** The data **
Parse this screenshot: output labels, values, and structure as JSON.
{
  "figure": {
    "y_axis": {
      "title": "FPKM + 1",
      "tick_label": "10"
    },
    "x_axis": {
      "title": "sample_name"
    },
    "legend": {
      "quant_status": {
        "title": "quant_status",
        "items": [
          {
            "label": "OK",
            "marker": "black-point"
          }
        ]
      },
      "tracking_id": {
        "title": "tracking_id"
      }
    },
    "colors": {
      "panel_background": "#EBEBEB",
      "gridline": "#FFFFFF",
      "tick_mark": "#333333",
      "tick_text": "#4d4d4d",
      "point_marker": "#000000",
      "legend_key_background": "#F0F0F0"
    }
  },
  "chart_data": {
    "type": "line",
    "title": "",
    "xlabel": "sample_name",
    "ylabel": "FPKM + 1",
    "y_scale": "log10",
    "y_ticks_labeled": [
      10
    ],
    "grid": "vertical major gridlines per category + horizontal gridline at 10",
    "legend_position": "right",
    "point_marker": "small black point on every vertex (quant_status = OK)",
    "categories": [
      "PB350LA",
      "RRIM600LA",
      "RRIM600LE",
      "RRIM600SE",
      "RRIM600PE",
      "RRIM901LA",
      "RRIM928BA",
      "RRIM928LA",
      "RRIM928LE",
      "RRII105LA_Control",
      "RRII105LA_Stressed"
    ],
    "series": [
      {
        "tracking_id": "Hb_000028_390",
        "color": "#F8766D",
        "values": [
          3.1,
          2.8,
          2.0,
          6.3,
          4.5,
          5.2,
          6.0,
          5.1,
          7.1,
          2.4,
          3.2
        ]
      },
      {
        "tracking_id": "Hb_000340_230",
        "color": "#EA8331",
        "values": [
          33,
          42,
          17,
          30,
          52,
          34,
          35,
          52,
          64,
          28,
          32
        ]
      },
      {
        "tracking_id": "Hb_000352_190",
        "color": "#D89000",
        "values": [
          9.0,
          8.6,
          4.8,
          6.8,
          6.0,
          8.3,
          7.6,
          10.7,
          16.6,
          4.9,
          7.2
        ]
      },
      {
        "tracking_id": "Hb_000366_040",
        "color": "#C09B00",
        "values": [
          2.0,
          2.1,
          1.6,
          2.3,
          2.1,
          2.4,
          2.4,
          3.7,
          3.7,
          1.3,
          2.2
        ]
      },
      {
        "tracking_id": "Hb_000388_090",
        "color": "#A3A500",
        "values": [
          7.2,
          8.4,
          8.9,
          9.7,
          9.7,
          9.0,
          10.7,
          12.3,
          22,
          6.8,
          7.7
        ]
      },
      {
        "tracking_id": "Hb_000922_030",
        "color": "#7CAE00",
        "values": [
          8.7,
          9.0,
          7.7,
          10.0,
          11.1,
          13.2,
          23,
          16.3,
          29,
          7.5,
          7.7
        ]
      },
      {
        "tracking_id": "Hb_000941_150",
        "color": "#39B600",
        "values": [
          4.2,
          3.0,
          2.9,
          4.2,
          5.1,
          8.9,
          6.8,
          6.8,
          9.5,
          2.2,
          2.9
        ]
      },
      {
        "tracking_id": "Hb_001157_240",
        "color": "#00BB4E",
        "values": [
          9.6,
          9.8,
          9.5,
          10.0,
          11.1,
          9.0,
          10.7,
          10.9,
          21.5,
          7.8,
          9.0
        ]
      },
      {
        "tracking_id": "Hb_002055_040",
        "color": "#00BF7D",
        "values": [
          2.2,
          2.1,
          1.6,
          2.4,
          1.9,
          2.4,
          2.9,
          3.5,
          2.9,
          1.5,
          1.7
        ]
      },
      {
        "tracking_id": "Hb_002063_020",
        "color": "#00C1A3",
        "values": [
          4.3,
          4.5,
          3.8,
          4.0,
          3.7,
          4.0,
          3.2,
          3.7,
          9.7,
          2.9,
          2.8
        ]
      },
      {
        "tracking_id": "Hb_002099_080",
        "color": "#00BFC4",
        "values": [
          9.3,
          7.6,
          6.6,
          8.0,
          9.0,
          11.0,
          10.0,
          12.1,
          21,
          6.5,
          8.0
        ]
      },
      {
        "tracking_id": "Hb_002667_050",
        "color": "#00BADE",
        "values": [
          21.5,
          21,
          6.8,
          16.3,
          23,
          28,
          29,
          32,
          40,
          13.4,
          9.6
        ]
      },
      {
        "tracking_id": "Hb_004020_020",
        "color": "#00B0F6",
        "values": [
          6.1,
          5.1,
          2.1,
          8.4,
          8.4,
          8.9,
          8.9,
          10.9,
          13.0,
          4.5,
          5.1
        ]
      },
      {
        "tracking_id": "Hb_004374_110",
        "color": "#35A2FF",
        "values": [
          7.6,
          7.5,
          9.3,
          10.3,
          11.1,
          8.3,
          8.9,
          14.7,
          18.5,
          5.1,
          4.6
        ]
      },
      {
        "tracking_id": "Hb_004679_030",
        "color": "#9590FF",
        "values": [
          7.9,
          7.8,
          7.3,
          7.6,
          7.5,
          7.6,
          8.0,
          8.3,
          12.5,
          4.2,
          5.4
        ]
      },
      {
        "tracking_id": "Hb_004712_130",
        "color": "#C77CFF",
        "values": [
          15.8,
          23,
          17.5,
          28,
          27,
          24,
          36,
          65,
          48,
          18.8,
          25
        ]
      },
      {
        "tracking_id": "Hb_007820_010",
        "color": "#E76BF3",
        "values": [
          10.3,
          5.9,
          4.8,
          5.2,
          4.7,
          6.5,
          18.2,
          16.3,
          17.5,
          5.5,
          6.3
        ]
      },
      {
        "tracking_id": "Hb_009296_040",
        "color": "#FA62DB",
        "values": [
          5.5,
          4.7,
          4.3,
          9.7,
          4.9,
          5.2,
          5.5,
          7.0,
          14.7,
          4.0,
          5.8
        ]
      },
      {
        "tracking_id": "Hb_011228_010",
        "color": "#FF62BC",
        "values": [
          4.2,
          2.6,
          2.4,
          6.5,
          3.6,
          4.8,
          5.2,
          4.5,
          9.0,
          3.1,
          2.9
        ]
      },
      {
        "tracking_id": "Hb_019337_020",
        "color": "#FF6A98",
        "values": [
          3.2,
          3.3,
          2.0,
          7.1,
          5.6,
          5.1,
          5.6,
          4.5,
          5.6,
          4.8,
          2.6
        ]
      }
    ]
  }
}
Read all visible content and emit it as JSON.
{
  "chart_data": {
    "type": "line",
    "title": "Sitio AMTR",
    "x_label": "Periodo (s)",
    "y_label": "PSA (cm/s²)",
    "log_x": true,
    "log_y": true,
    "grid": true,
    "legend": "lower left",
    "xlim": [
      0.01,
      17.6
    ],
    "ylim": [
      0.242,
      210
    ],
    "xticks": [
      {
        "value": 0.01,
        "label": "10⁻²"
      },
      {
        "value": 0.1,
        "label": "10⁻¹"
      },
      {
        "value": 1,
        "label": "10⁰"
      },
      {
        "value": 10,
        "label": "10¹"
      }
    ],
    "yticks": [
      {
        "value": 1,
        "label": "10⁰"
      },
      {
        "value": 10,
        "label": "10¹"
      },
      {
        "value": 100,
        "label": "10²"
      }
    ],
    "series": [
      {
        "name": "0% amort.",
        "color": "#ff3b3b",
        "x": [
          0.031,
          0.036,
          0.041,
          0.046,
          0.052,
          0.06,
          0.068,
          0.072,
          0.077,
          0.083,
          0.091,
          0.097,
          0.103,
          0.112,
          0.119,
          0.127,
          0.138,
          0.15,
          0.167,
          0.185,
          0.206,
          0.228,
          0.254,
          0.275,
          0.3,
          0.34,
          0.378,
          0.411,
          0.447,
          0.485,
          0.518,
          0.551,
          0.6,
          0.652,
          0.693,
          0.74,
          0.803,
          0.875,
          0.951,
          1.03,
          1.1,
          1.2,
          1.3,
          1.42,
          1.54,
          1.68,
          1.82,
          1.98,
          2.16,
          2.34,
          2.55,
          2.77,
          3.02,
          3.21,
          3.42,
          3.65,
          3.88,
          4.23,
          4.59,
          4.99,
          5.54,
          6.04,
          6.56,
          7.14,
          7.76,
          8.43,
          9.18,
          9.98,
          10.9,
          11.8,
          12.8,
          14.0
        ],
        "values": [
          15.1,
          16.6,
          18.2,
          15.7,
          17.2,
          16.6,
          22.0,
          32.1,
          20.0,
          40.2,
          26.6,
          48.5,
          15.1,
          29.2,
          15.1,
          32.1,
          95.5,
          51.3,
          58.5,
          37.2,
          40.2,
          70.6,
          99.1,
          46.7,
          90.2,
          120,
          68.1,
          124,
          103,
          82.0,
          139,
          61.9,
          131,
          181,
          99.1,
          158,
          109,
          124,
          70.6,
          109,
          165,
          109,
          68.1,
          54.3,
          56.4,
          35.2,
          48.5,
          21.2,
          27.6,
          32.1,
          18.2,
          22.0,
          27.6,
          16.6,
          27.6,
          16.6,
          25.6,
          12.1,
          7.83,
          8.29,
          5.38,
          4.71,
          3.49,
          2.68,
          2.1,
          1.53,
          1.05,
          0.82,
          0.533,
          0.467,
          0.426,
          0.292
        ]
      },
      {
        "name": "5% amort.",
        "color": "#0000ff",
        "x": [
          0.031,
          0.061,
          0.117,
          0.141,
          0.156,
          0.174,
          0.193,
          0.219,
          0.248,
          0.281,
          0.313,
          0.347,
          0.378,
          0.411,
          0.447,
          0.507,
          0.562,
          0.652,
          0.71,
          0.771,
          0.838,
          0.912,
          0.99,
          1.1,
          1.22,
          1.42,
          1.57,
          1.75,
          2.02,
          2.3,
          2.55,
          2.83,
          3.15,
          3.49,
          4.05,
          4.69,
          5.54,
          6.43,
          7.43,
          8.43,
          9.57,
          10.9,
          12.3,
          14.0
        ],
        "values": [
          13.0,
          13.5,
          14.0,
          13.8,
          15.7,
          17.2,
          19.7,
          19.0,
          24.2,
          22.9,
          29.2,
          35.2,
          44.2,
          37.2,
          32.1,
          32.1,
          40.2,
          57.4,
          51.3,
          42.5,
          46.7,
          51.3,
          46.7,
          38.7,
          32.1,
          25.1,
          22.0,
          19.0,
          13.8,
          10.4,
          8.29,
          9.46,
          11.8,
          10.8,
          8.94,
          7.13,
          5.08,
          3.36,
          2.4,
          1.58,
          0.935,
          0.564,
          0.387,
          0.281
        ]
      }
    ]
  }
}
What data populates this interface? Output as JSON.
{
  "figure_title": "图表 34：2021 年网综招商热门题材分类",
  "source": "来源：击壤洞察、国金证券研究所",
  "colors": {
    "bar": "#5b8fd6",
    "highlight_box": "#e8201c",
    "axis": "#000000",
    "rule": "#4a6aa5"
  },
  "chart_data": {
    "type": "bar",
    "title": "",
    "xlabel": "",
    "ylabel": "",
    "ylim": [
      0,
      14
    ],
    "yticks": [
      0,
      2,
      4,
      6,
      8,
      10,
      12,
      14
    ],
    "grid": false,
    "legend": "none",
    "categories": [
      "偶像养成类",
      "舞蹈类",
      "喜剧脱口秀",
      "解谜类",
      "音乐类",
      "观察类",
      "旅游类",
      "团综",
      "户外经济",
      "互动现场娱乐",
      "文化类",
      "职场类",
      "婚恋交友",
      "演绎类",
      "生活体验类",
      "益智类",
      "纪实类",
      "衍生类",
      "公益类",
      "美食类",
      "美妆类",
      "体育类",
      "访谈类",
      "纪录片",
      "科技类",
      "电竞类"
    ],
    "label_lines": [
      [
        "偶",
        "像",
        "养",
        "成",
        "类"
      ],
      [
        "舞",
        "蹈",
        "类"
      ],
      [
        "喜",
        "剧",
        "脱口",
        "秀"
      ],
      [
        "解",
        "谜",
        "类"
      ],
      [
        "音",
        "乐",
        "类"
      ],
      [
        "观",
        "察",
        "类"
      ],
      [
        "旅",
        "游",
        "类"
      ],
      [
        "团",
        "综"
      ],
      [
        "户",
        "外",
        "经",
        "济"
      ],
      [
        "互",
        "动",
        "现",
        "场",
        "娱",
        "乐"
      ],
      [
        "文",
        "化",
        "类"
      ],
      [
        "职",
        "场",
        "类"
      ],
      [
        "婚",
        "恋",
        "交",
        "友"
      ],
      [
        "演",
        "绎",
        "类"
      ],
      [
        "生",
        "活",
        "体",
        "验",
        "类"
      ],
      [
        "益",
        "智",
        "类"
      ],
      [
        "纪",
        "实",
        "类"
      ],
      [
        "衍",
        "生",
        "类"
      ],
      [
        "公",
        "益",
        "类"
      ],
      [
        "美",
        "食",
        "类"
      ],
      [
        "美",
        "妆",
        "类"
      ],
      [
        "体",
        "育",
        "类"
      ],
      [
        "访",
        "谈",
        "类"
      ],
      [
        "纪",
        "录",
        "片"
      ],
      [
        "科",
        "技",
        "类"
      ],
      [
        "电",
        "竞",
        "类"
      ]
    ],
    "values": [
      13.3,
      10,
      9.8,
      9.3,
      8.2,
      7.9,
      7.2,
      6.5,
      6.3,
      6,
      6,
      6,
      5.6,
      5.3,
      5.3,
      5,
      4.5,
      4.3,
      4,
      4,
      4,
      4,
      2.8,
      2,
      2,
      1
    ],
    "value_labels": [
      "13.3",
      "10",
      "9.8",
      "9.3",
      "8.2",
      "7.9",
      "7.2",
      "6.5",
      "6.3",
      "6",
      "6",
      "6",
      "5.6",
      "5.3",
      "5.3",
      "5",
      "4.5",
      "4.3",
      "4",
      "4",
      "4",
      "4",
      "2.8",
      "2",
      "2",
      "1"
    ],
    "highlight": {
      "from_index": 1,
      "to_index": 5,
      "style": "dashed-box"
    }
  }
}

** Problem details **
Track down every line holding the string "this" and copy it.

** Solution **
Parse this screenshot: output labels, values, and structure as JSON.
What data populates this interface? Output as JSON.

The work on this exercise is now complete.